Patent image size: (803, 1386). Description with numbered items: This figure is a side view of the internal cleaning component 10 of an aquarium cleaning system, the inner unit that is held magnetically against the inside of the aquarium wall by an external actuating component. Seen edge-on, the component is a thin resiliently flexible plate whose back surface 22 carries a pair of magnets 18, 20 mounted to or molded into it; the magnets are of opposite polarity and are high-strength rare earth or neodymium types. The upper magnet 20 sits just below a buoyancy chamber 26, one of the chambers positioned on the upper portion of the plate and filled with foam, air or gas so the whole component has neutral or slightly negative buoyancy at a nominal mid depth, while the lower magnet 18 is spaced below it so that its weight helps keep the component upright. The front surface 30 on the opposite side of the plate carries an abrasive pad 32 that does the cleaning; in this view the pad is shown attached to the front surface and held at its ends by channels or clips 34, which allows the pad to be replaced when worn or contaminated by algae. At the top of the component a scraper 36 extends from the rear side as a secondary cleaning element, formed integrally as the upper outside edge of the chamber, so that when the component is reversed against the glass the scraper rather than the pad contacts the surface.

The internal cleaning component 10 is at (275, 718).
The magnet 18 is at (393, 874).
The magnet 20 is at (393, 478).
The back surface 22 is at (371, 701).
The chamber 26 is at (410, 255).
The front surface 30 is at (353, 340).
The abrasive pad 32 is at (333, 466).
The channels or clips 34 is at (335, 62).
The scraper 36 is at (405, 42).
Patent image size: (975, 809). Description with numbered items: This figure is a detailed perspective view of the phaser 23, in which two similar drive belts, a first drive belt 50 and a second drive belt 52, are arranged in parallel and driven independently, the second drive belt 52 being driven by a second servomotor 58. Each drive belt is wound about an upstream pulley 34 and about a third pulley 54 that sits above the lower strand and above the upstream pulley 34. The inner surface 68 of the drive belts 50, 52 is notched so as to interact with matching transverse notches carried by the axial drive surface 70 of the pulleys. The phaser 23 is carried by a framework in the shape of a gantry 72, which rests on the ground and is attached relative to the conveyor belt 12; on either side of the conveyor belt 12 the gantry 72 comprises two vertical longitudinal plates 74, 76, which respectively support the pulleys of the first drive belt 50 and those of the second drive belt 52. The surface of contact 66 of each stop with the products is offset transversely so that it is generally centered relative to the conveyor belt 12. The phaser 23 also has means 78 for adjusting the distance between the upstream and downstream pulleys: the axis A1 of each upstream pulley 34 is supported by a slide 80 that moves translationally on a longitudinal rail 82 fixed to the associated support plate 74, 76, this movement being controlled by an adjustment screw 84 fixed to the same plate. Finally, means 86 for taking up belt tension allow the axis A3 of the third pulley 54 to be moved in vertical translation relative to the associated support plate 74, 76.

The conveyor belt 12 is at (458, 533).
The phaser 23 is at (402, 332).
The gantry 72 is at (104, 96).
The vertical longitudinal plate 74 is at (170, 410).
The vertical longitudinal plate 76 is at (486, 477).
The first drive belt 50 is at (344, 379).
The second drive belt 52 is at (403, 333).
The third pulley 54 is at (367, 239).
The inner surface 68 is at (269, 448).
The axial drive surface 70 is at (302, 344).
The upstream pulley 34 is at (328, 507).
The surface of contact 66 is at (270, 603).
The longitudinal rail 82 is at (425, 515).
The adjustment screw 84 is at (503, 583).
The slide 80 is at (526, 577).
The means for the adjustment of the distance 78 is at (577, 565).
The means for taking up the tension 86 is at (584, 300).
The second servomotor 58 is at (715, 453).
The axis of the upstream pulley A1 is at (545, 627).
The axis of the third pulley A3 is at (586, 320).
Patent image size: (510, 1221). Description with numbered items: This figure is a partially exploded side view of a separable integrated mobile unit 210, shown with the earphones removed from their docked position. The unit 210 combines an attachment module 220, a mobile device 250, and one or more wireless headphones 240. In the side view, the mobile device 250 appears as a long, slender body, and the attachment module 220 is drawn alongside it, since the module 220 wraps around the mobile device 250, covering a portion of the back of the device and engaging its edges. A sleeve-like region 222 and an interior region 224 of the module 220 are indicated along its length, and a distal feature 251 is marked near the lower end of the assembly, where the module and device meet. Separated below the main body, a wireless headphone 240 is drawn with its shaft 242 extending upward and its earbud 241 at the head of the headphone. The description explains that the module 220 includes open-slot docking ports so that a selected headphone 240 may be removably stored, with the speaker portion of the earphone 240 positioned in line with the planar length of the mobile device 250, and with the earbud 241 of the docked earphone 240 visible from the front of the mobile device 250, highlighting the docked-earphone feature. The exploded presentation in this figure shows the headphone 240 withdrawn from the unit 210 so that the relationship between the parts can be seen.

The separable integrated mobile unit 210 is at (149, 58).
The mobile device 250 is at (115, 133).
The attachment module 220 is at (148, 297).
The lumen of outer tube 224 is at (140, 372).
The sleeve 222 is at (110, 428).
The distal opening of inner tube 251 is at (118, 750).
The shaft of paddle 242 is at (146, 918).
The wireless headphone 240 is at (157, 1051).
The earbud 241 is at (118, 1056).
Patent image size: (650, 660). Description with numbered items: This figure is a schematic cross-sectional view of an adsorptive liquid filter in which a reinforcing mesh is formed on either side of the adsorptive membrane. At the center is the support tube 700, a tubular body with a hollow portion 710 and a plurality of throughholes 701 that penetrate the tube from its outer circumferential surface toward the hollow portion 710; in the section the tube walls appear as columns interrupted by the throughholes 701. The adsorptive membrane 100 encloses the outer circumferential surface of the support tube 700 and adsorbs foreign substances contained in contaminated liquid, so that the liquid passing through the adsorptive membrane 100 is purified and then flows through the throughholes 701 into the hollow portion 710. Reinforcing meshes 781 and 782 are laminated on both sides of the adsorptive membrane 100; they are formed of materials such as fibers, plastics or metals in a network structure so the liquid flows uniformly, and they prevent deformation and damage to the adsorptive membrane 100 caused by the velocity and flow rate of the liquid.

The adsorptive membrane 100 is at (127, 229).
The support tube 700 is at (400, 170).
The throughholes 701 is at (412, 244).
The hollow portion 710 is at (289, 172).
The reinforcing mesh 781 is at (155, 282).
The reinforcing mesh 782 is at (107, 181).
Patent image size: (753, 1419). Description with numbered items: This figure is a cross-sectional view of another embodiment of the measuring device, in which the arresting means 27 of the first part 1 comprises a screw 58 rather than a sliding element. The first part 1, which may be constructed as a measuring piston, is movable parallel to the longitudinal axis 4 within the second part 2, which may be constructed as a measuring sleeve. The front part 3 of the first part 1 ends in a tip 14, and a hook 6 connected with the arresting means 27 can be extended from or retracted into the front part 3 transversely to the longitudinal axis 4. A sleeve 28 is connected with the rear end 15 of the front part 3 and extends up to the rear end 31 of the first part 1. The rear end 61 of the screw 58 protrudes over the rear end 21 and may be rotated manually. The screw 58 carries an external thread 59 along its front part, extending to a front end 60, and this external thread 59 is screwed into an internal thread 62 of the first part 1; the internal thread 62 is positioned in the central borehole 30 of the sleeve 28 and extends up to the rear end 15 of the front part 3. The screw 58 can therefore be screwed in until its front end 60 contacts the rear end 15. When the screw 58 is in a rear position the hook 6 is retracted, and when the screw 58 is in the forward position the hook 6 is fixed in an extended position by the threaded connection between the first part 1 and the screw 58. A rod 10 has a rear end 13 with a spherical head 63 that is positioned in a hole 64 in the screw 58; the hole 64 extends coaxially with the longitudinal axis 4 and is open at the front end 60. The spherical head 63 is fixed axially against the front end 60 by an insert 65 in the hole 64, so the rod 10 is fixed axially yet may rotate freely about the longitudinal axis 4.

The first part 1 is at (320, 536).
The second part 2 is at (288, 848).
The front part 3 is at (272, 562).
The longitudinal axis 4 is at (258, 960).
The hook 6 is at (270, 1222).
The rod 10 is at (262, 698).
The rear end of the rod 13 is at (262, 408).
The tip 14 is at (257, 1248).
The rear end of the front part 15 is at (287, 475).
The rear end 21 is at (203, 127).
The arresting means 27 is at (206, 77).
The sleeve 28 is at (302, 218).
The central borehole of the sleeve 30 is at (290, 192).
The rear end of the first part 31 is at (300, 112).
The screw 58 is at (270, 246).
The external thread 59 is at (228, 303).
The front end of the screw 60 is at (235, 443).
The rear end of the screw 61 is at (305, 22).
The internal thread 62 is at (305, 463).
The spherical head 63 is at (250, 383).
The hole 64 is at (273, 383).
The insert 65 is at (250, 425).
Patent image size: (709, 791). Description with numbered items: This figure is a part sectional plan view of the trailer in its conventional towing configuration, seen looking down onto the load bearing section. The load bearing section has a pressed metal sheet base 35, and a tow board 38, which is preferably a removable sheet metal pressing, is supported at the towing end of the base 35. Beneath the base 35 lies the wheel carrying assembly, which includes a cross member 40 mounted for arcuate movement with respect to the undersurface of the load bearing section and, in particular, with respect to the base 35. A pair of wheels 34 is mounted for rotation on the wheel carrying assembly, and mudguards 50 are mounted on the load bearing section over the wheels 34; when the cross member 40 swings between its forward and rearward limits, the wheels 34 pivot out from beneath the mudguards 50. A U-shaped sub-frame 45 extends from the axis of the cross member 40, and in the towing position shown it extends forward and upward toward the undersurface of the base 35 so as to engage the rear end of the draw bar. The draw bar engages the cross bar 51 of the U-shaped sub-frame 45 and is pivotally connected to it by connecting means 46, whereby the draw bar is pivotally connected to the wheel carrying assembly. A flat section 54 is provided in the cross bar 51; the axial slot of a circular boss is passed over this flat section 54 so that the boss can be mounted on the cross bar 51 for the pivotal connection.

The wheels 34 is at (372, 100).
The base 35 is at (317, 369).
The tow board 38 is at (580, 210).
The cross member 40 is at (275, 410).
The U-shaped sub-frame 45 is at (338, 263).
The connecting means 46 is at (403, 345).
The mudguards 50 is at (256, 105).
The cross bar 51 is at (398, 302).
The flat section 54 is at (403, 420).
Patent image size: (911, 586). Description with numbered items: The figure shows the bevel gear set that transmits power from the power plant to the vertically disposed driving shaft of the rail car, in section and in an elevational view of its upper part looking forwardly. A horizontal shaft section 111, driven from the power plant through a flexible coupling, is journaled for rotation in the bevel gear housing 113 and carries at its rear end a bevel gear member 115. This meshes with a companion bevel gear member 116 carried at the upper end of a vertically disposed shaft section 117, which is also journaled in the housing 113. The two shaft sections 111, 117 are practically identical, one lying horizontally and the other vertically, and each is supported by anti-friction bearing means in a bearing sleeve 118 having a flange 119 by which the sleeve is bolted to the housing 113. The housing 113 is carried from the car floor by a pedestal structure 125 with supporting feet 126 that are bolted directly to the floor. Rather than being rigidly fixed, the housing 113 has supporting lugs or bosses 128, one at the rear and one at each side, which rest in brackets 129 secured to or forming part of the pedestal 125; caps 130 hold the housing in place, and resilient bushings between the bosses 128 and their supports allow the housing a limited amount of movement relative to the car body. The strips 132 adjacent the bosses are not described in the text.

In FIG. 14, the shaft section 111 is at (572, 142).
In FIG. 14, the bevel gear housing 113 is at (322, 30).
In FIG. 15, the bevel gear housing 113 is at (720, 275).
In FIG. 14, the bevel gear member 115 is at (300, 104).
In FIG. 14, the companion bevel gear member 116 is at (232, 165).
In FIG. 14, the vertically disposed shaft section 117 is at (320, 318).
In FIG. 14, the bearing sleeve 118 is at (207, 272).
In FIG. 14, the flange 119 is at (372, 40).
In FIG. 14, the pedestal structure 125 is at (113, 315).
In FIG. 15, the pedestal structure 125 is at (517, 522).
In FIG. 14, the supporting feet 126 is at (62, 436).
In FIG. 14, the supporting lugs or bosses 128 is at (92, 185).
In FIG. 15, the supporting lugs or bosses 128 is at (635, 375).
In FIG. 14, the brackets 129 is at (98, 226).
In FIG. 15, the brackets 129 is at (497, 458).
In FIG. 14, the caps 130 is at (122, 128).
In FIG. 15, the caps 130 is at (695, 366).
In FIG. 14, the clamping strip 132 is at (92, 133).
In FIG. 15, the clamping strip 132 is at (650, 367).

## Exercise description
Write out the rows from the line with "Patent image size: (650, 660)." up to and including the line with "The reinforcing mesh 782 is at (107, 181).", word for word.

## Reply to the task
Patent image size: (650, 660). Description with numbered items: This figure is a schematic cross-sectional view of an adsorptive liquid filter in which a reinforcing mesh is formed on either side of the adsorptive membrane. At the center is the support tube 700, a tubular body with a hollow portion 710 and a plurality of throughholes 701 that penetrate the tube from its outer circumferential surface toward the hollow portion 710; in the section the tube walls appear as columns interrupted by the throughholes 701. The adsorptive membrane 100 encloses the outer circumferential surface of the support tube 700 and adsorbs foreign substances contained in contaminated liquid, so that the liquid passing through the adsorptive membrane 100 is purified and then flows through the throughholes 701 into the hollow portion 710. Reinforcing meshes 781 and 782 are laminated on both sides of the adsorptive membrane 100; they are formed of materials such as fibers, plastics or metals in a network structure so the liquid flows uniformly, and they prevent deformation and damage to the adsorptive membrane 100 caused by the velocity and flow rate of the liquid.

The adsorptive membrane 100 is at (127, 229).
The support tube 700 is at (400, 170).
The throughholes 701 is at (412, 244).
The hollow portion 710 is at (289, 172).
The reinforcing mesh 781 is at (155, 282).
The reinforcing mesh 782 is at (107, 181).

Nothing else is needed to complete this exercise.